┌──
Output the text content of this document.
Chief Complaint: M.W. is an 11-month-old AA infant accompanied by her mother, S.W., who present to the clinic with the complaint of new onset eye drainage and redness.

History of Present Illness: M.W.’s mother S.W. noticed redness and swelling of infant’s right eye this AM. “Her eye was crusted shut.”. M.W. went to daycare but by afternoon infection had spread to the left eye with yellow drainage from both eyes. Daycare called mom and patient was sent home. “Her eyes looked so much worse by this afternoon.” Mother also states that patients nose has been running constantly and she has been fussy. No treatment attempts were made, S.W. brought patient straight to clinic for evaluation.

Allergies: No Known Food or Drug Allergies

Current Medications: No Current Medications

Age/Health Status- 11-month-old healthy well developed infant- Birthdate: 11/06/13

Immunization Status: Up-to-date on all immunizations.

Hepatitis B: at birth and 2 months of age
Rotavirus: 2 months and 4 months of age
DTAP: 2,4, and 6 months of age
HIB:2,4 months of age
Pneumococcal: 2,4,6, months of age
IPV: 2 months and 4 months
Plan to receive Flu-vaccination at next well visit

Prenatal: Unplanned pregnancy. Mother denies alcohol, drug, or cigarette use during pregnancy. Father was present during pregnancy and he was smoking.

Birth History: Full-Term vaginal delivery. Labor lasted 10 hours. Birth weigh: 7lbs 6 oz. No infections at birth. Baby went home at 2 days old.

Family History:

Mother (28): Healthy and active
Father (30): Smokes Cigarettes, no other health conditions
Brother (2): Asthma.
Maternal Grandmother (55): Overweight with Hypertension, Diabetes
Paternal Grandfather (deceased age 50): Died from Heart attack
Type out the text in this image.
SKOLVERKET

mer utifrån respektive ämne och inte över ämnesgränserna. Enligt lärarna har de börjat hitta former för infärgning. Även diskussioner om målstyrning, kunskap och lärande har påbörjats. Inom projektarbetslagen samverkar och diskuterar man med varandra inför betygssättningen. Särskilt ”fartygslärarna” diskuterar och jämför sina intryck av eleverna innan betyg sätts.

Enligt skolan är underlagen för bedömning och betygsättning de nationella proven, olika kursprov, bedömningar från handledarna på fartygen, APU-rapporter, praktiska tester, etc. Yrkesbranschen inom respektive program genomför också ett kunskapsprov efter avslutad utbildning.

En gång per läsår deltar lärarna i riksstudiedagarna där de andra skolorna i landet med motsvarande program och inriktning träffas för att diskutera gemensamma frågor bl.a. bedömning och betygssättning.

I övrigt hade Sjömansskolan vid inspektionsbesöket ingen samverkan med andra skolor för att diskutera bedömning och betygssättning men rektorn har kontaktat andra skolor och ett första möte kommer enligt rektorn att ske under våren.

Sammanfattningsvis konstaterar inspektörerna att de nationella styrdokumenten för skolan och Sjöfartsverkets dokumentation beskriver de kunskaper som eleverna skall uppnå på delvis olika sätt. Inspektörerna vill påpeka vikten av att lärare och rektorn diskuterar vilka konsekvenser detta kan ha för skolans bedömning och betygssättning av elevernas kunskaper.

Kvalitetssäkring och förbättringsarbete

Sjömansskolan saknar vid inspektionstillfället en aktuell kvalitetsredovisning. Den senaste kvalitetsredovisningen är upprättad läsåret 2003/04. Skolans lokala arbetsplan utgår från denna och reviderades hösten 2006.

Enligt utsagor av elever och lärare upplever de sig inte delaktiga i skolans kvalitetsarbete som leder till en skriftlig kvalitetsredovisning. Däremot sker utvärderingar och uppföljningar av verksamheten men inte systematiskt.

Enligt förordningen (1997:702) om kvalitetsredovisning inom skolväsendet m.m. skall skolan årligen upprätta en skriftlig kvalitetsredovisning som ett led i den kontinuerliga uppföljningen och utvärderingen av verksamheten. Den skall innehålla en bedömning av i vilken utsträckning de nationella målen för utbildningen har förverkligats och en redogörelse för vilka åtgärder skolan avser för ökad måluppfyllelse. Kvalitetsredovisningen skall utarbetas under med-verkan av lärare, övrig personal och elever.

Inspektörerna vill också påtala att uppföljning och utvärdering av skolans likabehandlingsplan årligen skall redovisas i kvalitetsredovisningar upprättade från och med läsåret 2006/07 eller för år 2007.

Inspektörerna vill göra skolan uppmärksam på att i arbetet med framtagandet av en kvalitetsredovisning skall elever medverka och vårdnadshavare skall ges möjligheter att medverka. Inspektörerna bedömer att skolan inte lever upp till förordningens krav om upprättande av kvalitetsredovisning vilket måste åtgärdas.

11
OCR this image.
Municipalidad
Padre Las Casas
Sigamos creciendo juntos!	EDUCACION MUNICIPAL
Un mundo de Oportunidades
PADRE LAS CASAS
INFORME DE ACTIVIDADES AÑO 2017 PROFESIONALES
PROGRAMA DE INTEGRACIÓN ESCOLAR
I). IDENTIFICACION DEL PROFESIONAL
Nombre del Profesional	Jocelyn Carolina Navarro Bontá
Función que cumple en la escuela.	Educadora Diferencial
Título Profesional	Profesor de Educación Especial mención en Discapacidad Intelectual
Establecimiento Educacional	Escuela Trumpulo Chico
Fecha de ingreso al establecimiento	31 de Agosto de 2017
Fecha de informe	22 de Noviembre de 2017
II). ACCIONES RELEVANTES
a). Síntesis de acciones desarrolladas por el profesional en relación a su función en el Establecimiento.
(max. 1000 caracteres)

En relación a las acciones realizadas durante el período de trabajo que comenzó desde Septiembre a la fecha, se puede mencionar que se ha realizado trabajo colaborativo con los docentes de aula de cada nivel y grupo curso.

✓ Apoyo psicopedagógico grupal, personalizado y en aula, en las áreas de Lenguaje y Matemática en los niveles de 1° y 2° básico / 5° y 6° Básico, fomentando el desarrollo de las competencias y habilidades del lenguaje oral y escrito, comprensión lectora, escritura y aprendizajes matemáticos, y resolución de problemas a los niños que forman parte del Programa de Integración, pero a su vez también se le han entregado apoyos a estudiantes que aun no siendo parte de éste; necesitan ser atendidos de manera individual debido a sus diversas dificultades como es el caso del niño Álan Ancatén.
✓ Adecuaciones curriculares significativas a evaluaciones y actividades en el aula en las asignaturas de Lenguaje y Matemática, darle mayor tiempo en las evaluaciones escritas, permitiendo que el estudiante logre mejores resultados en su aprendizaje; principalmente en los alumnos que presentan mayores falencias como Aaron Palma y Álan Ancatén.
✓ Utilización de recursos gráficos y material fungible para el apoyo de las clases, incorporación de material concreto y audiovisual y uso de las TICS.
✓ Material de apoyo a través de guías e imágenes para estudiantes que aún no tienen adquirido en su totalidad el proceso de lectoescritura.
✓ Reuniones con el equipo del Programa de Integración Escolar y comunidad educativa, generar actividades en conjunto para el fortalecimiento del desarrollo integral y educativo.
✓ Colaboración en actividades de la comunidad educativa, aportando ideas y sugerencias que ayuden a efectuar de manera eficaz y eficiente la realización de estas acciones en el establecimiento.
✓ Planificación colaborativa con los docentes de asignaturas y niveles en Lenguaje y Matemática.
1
└──
§ DIRECTIONS: The records above should be repeated in full, exactly as given.

§ FINISHED EXERCISE:
Output the text content of this document.
Chief Complaint: M.W. is an 11-month-old AA infant accompanied by her mother, S.W., who present to the clinic with the complaint of new onset eye drainage and redness.

History of Present Illness: M.W.’s mother S.W. noticed redness and swelling of infant’s right eye this AM. “Her eye was crusted shut.”. M.W. went to daycare but by afternoon infection had spread to the left eye with yellow drainage from both eyes. Daycare called mom and patient was sent home. “Her eyes looked so much worse by this afternoon.” Mother also states that patients nose has been running constantly and she has been fussy. No treatment attempts were made, S.W. brought patient straight to clinic for evaluation.

Allergies: No Known Food or Drug Allergies

Current Medications: No Current Medications

Age/Health Status- 11-month-old healthy well developed infant- Birthdate: 11/06/13

Immunization Status: Up-to-date on all immunizations.

Hepatitis B: at birth and 2 months of age
Rotavirus: 2 months and 4 months of age
DTAP: 2,4, and 6 months of age
HIB:2,4 months of age
Pneumococcal: 2,4,6, months of age
IPV: 2 months and 4 months
Plan to receive Flu-vaccination at next well visit

Prenatal: Unplanned pregnancy. Mother denies alcohol, drug, or cigarette use during pregnancy. Father was present during pregnancy and he was smoking.

Birth History: Full-Term vaginal delivery. Labor lasted 10 hours. Birth weigh: 7lbs 6 oz. No infections at birth. Baby went home at 2 days old.

Family History:

Mother (28): Healthy and active
Father (30): Smokes Cigarettes, no other health conditions
Brother (2): Asthma.
Maternal Grandmother (55): Overweight with Hypertension, Diabetes
Paternal Grandfather (deceased age 50): Died from Heart attack
Type out the text in this image.
SKOLVERKET

mer utifrån respektive ämne och inte över ämnesgränserna. Enligt lärarna har de börjat hitta former för infärgning. Även diskussioner om målstyrning, kunskap och lärande har påbörjats. Inom projektarbetslagen samverkar och diskuterar man med varandra inför betygssättningen. Särskilt ”fartygslärarna” diskuterar och jämför sina intryck av eleverna innan betyg sätts.

Enligt skolan är underlagen för bedömning och betygsättning de nationella proven, olika kursprov, bedömningar från handledarna på fartygen, APU-rapporter, praktiska tester, etc. Yrkesbranschen inom respektive program genomför också ett kunskapsprov efter avslutad utbildning.

En gång per läsår deltar lärarna i riksstudiedagarna där de andra skolorna i landet med motsvarande program och inriktning träffas för att diskutera gemensamma frågor bl.a. bedömning och betygssättning.

I övrigt hade Sjömansskolan vid inspektionsbesöket ingen samverkan med andra skolor för att diskutera bedömning och betygssättning men rektorn har kontaktat andra skolor och ett första möte kommer enligt rektorn att ske under våren.

Sammanfattningsvis konstaterar inspektörerna att de nationella styrdokumenten för skolan och Sjöfartsverkets dokumentation beskriver de kunskaper som eleverna skall uppnå på delvis olika sätt. Inspektörerna vill påpeka vikten av att lärare och rektorn diskuterar vilka konsekvenser detta kan ha för skolans bedömning och betygssättning av elevernas kunskaper.

Kvalitetssäkring och förbättringsarbete

Sjömansskolan saknar vid inspektionstillfället en aktuell kvalitetsredovisning. Den senaste kvalitetsredovisningen är upprättad läsåret 2003/04. Skolans lokala arbetsplan utgår från denna och reviderades hösten 2006.

Enligt utsagor av elever och lärare upplever de sig inte delaktiga i skolans kvalitetsarbete som leder till en skriftlig kvalitetsredovisning. Däremot sker utvärderingar och uppföljningar av verksamheten men inte systematiskt.

Enligt förordningen (1997:702) om kvalitetsredovisning inom skolväsendet m.m. skall skolan årligen upprätta en skriftlig kvalitetsredovisning som ett led i den kontinuerliga uppföljningen och utvärderingen av verksamheten. Den skall innehålla en bedömning av i vilken utsträckning de nationella målen för utbildningen har förverkligats och en redogörelse för vilka åtgärder skolan avser för ökad måluppfyllelse. Kvalitetsredovisningen skall utarbetas under med-verkan av lärare, övrig personal och elever.

Inspektörerna vill också påtala att uppföljning och utvärdering av skolans likabehandlingsplan årligen skall redovisas i kvalitetsredovisningar upprättade från och med läsåret 2006/07 eller för år 2007.

Inspektörerna vill göra skolan uppmärksam på att i arbetet med framtagandet av en kvalitetsredovisning skall elever medverka och vårdnadshavare skall ges möjligheter att medverka. Inspektörerna bedömer att skolan inte lever upp till förordningens krav om upprättande av kvalitetsredovisning vilket måste åtgärdas.

11
OCR this image.
Municipalidad
Padre Las Casas
Sigamos creciendo juntos!	EDUCACION MUNICIPAL
Un mundo de Oportunidades
PADRE LAS CASAS
INFORME DE ACTIVIDADES AÑO 2017 PROFESIONALES
PROGRAMA DE INTEGRACIÓN ESCOLAR
I). IDENTIFICACION DEL PROFESIONAL
Nombre del Profesional	Jocelyn Carolina Navarro Bontá
Función que cumple en la escuela.	Educadora Diferencial
Título Profesional	Profesor de Educación Especial mención en Discapacidad Intelectual
Establecimiento Educacional	Escuela Trumpulo Chico
Fecha de ingreso al establecimiento	31 de Agosto de 2017
Fecha de informe	22 de Noviembre de 2017
II). ACCIONES RELEVANTES
a). Síntesis de acciones desarrolladas por el profesional en relación a su función en el Establecimiento.
(max. 1000 caracteres)

En relación a las acciones realizadas durante el período de trabajo que comenzó desde Septiembre a la fecha, se puede mencionar que se ha realizado trabajo colaborativo con los docentes de aula de cada nivel y grupo curso.

✓ Apoyo psicopedagógico grupal, personalizado y en aula, en las áreas de Lenguaje y Matemática en los niveles de 1° y 2° básico / 5° y 6° Básico, fomentando el desarrollo de las competencias y habilidades del lenguaje oral y escrito, comprensión lectora, escritura y aprendizajes matemáticos, y resolución de problemas a los niños que forman parte del Programa de Integración, pero a su vez también se le han entregado apoyos a estudiantes que aun no siendo parte de éste; necesitan ser atendidos de manera individual debido a sus diversas dificultades como es el caso del niño Álan Ancatén.
✓ Adecuaciones curriculares significativas a evaluaciones y actividades en el aula en las asignaturas de Lenguaje y Matemática, darle mayor tiempo en las evaluaciones escritas, permitiendo que el estudiante logre mejores resultados en su aprendizaje; principalmente en los alumnos que presentan mayores falencias como Aaron Palma y Álan Ancatén.
✓ Utilización de recursos gráficos y material fungible para el apoyo de las clases, incorporación de material concreto y audiovisual y uso de las TICS.
✓ Material de apoyo a través de guías e imágenes para estudiantes que aún no tienen adquirido en su totalidad el proceso de lectoescritura.
✓ Reuniones con el equipo del Programa de Integración Escolar y comunidad educativa, generar actividades en conjunto para el fortalecimiento del desarrollo integral y educativo.
✓ Colaboración en actividades de la comunidad educativa, aportando ideas y sugerencias que ayuden a efectuar de manera eficaz y eficiente la realización de estas acciones en el establecimiento.
✓ Planificación colaborativa con los docentes de asignaturas y niveles en Lenguaje y Matemática.
1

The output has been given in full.